Problem description: Wherever a line below holds the word "ylabel", copy that line.

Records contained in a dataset
******
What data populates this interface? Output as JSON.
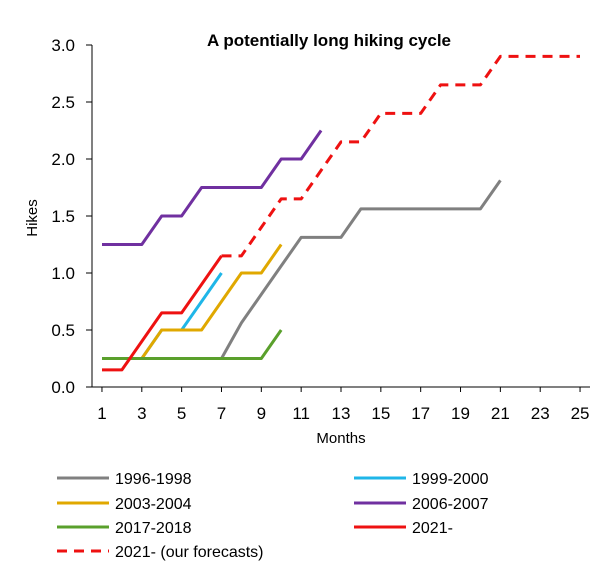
{
  "chart_data": {
    "type": "line",
    "title": "A potentially long hiking cycle",
    "xlabel": "Months",
    "ylabel": "Hikes",
    "xlim": [
      0.5,
      25.5
    ],
    "ylim": [
      0,
      3.0
    ],
    "x_ticks": [
      1,
      3,
      5,
      7,
      9,
      11,
      13,
      15,
      17,
      19,
      21,
      23,
      25
    ],
    "x_tick_labels": [
      "1",
      "3",
      "5",
      "7",
      "9",
      "11",
      "13",
      "15",
      "17",
      "19",
      "21",
      "23",
      "25"
    ],
    "y_ticks": [
      0,
      0.5,
      1.0,
      1.5,
      2.0,
      2.5,
      3.0
    ],
    "y_tick_labels": [
      "0.0",
      "0.5",
      "1.0",
      "1.5",
      "2.0",
      "2.5",
      "3.0"
    ],
    "grid": false,
    "legend_position": "bottom",
    "series": [
      {
        "name": "1996-1998",
        "color": "#808080",
        "dashed": false,
        "x": [
          1,
          2,
          3,
          4,
          5,
          6,
          7,
          8,
          9,
          10,
          11,
          12,
          13,
          14,
          15,
          16,
          17,
          18,
          19,
          20,
          21
        ],
        "y": [
          0.25,
          0.25,
          0.25,
          0.25,
          0.25,
          0.25,
          0.25,
          0.5625,
          0.8125,
          1.0625,
          1.3125,
          1.3125,
          1.3125,
          1.5625,
          1.5625,
          1.5625,
          1.5625,
          1.5625,
          1.5625,
          1.5625,
          1.8125
        ]
      },
      {
        "name": "1999-2000",
        "color": "#1fb6e8",
        "dashed": false,
        "x": [
          1,
          2,
          3,
          4,
          5,
          6,
          7
        ],
        "y": [
          0.25,
          0.25,
          0.25,
          0.5,
          0.5,
          0.75,
          1.0
        ]
      },
      {
        "name": "2003-2004",
        "color": "#e0a800",
        "dashed": false,
        "x": [
          1,
          2,
          3,
          4,
          5,
          6,
          7,
          8,
          9,
          10
        ],
        "y": [
          0.25,
          0.25,
          0.25,
          0.5,
          0.5,
          0.5,
          0.75,
          1.0,
          1.0,
          1.25
        ]
      },
      {
        "name": "2006-2007",
        "color": "#7030a0",
        "dashed": false,
        "x": [
          1,
          2,
          3,
          4,
          5,
          6,
          7,
          8,
          9,
          10,
          11,
          12
        ],
        "y": [
          1.25,
          1.25,
          1.25,
          1.5,
          1.5,
          1.75,
          1.75,
          1.75,
          1.75,
          2.0,
          2.0,
          2.25
        ]
      },
      {
        "name": "2017-2018",
        "color": "#5aa02c",
        "dashed": false,
        "x": [
          1,
          2,
          3,
          4,
          5,
          6,
          7,
          8,
          9,
          10
        ],
        "y": [
          0.25,
          0.25,
          0.25,
          0.25,
          0.25,
          0.25,
          0.25,
          0.25,
          0.25,
          0.5
        ]
      },
      {
        "name": "2021-",
        "color": "#ee1111",
        "dashed": false,
        "x": [
          1,
          2,
          3,
          4,
          5,
          6,
          7
        ],
        "y": [
          0.15,
          0.15,
          0.4,
          0.65,
          0.65,
          0.9,
          1.15
        ]
      },
      {
        "name": "2021- (our forecasts)",
        "color": "#ee1111",
        "dashed": true,
        "x": [
          7,
          8,
          9,
          10,
          11,
          12,
          13,
          14,
          15,
          16,
          17,
          18,
          19,
          20,
          21,
          22,
          23,
          24,
          25
        ],
        "y": [
          1.15,
          1.15,
          1.4,
          1.65,
          1.65,
          1.9,
          2.15,
          2.15,
          2.4,
          2.4,
          2.4,
          2.65,
          2.65,
          2.65,
          2.9,
          2.9,
          2.9,
          2.9,
          2.9
        ]
      }
    ]
  }
}
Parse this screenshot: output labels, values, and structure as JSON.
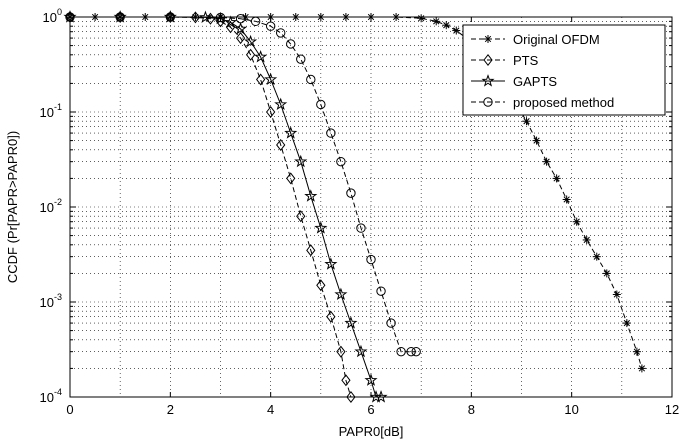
{
  "chart_data": {
    "type": "line",
    "xlabel": "PAPR0[dB]",
    "ylabel": "CCDF (Pr[PAPR>PAPR0])",
    "xlim": [
      0,
      12
    ],
    "ylim": [
      0.0001,
      1
    ],
    "yscale": "log",
    "grid": true,
    "legend_position": "top-right",
    "x_ticks": [
      0,
      2,
      4,
      6,
      8,
      10,
      12
    ],
    "x_tick_labels": [
      "0",
      "2",
      "4",
      "6",
      "8",
      "10",
      "12"
    ],
    "y_ticks": [
      1,
      0.1,
      0.01,
      0.001,
      0.0001
    ],
    "y_tick_labels": [
      {
        "base": "10",
        "exp": "0"
      },
      {
        "base": "10",
        "exp": "-1"
      },
      {
        "base": "10",
        "exp": "-2"
      },
      {
        "base": "10",
        "exp": "-3"
      },
      {
        "base": "10",
        "exp": "-4"
      }
    ],
    "series": [
      {
        "name": "Original OFDM",
        "marker": "asterisk",
        "line": "dashed",
        "x": [
          0,
          0.5,
          1,
          1.5,
          2,
          2.5,
          3,
          3.5,
          4,
          4.5,
          5,
          5.5,
          6,
          6.5,
          7,
          7.3,
          7.5,
          7.7,
          7.9,
          8.1,
          8.3,
          8.5,
          8.7,
          8.9,
          9.1,
          9.3,
          9.5,
          9.7,
          9.9,
          10.1,
          10.3,
          10.5,
          10.7,
          10.9,
          11.1,
          11.3,
          11.4
        ],
        "y": [
          1,
          1,
          1,
          1,
          1,
          1,
          1,
          1,
          1,
          1,
          1,
          1,
          1,
          1,
          0.97,
          0.9,
          0.82,
          0.72,
          0.6,
          0.48,
          0.36,
          0.26,
          0.18,
          0.12,
          0.08,
          0.05,
          0.03,
          0.02,
          0.012,
          0.007,
          0.0045,
          0.003,
          0.002,
          0.0012,
          0.0006,
          0.0003,
          0.0002
        ]
      },
      {
        "name": "PTS",
        "marker": "diamond",
        "line": "dashed",
        "x": [
          0,
          1,
          2,
          2.5,
          2.8,
          3,
          3.2,
          3.4,
          3.6,
          3.8,
          4,
          4.2,
          4.4,
          4.6,
          4.8,
          5,
          5.2,
          5.4,
          5.5,
          5.6
        ],
        "y": [
          1,
          1,
          1,
          0.99,
          0.96,
          0.9,
          0.78,
          0.6,
          0.4,
          0.22,
          0.1,
          0.045,
          0.02,
          0.008,
          0.0035,
          0.0015,
          0.0007,
          0.0003,
          0.00015,
          0.0001
        ]
      },
      {
        "name": "GAPTS",
        "marker": "star",
        "line": "solid",
        "x": [
          0,
          1,
          2,
          2.7,
          3,
          3.2,
          3.4,
          3.6,
          3.8,
          4,
          4.2,
          4.4,
          4.6,
          4.8,
          5,
          5.2,
          5.4,
          5.6,
          5.8,
          6,
          6.1,
          6.2
        ],
        "y": [
          1,
          1,
          1,
          0.99,
          0.96,
          0.88,
          0.75,
          0.55,
          0.38,
          0.22,
          0.12,
          0.06,
          0.03,
          0.013,
          0.006,
          0.0025,
          0.0012,
          0.0006,
          0.0003,
          0.00015,
          0.0001,
          0.0001
        ]
      },
      {
        "name": "proposed method",
        "marker": "circle",
        "line": "dashed",
        "x": [
          0,
          1,
          2,
          3,
          3.4,
          3.7,
          4,
          4.2,
          4.4,
          4.6,
          4.8,
          5,
          5.2,
          5.4,
          5.6,
          5.8,
          6,
          6.2,
          6.4,
          6.6,
          6.8,
          6.9
        ],
        "y": [
          1,
          1,
          1,
          0.99,
          0.96,
          0.9,
          0.8,
          0.68,
          0.52,
          0.36,
          0.22,
          0.12,
          0.06,
          0.03,
          0.014,
          0.006,
          0.0028,
          0.0013,
          0.0006,
          0.0003,
          0.0003,
          0.0003
        ]
      }
    ]
  }
}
******
Task solution:
    "ylabel": "Hikes",
    "ylabel": "CCDF (Pr[PAPR>PAPR0])",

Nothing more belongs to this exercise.